Material provided:
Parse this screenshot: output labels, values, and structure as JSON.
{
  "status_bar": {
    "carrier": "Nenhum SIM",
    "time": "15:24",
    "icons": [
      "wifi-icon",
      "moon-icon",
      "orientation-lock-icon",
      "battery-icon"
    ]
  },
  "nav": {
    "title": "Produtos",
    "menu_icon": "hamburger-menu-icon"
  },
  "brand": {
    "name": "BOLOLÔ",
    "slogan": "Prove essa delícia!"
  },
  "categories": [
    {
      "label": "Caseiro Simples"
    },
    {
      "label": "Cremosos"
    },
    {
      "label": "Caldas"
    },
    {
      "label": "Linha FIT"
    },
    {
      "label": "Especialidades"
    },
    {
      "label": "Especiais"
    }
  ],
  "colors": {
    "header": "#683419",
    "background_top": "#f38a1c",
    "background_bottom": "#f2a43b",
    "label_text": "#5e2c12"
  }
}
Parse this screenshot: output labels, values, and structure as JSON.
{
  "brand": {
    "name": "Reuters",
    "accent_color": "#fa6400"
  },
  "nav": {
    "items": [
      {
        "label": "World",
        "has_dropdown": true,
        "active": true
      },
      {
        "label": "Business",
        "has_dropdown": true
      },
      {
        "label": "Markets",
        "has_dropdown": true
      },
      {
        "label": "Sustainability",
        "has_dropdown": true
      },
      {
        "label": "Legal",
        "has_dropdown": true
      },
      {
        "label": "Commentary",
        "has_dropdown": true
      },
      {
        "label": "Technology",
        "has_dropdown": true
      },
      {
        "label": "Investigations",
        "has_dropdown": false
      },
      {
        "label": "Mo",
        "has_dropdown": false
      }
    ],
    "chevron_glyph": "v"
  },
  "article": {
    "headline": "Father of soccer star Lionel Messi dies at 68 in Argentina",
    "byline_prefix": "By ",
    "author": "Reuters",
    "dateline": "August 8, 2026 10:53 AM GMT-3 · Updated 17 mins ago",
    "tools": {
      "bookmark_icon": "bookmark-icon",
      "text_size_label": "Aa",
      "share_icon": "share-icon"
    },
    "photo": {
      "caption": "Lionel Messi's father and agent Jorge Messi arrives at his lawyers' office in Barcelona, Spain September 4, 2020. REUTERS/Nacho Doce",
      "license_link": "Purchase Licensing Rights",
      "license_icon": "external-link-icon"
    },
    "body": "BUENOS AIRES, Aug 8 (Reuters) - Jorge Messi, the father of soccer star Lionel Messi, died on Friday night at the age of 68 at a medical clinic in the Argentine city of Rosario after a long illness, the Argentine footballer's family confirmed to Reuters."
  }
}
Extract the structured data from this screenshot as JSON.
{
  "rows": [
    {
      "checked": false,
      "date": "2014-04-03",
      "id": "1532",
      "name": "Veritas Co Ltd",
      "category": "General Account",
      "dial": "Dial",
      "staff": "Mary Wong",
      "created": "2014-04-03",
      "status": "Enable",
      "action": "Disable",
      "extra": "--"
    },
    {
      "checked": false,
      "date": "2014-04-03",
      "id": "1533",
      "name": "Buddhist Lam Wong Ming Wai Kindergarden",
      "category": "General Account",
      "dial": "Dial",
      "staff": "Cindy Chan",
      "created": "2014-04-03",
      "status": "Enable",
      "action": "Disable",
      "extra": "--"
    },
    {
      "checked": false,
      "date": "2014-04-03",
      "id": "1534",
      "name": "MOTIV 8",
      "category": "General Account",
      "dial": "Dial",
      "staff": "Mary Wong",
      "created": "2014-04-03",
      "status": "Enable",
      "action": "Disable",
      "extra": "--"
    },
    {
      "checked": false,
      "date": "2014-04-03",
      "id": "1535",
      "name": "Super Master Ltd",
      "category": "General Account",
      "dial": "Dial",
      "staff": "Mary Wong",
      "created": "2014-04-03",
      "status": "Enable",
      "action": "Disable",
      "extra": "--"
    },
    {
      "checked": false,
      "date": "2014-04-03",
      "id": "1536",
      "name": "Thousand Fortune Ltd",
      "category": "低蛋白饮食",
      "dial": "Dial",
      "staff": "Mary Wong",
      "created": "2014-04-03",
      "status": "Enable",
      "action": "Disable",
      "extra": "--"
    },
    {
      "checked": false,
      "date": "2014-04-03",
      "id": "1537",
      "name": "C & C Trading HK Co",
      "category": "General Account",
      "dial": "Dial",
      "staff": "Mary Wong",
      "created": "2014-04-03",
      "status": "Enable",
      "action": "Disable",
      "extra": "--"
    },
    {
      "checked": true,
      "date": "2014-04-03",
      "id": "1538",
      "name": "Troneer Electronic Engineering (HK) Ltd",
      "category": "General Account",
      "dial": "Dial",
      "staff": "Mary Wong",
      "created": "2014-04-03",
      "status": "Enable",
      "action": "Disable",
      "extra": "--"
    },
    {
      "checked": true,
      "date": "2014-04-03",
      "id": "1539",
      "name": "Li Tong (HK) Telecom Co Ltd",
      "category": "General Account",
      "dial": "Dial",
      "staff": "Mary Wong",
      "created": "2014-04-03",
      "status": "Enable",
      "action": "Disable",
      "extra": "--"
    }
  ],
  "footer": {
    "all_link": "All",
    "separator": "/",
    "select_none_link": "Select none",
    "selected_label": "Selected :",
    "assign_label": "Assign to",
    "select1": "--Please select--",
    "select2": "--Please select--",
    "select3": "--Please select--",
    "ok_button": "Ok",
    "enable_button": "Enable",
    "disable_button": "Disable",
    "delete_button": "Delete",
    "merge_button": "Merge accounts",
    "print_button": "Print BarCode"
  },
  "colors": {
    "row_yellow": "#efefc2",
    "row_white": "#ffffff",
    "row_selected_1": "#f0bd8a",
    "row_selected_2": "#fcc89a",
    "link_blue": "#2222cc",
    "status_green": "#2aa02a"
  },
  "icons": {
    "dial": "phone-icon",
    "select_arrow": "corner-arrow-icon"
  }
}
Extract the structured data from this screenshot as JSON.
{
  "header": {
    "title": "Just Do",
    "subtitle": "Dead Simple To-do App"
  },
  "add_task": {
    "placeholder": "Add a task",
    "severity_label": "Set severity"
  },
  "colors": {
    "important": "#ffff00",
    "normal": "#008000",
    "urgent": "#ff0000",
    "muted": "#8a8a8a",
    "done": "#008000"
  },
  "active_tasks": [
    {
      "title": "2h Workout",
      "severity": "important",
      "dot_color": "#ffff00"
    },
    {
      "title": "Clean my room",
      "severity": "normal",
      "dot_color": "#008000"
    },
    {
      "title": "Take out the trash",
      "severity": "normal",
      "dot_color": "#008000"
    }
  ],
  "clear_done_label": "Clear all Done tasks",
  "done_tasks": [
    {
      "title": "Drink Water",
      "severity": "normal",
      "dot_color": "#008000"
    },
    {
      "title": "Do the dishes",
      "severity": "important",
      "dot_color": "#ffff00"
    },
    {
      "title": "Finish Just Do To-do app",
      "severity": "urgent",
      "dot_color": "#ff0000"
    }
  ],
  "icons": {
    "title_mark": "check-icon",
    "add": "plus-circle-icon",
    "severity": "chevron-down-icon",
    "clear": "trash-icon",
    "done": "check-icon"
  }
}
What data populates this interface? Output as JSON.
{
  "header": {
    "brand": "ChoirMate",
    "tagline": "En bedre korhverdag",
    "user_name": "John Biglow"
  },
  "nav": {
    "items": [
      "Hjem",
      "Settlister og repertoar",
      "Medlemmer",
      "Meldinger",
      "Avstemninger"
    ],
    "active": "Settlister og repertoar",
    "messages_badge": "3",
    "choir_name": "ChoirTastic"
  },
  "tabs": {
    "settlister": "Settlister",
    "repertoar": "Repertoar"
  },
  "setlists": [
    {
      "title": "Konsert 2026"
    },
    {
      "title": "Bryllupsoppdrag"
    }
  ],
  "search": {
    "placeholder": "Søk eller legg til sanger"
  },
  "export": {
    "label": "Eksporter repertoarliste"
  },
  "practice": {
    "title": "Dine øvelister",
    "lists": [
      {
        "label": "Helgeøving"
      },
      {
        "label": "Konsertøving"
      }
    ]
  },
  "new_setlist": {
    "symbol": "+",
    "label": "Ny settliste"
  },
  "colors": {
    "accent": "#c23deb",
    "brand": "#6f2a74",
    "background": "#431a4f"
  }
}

The problem: Find each line with the string "trash" and copy it out.

Complete output:
      "title": "Take out the trash",
    "clear": "trash-icon",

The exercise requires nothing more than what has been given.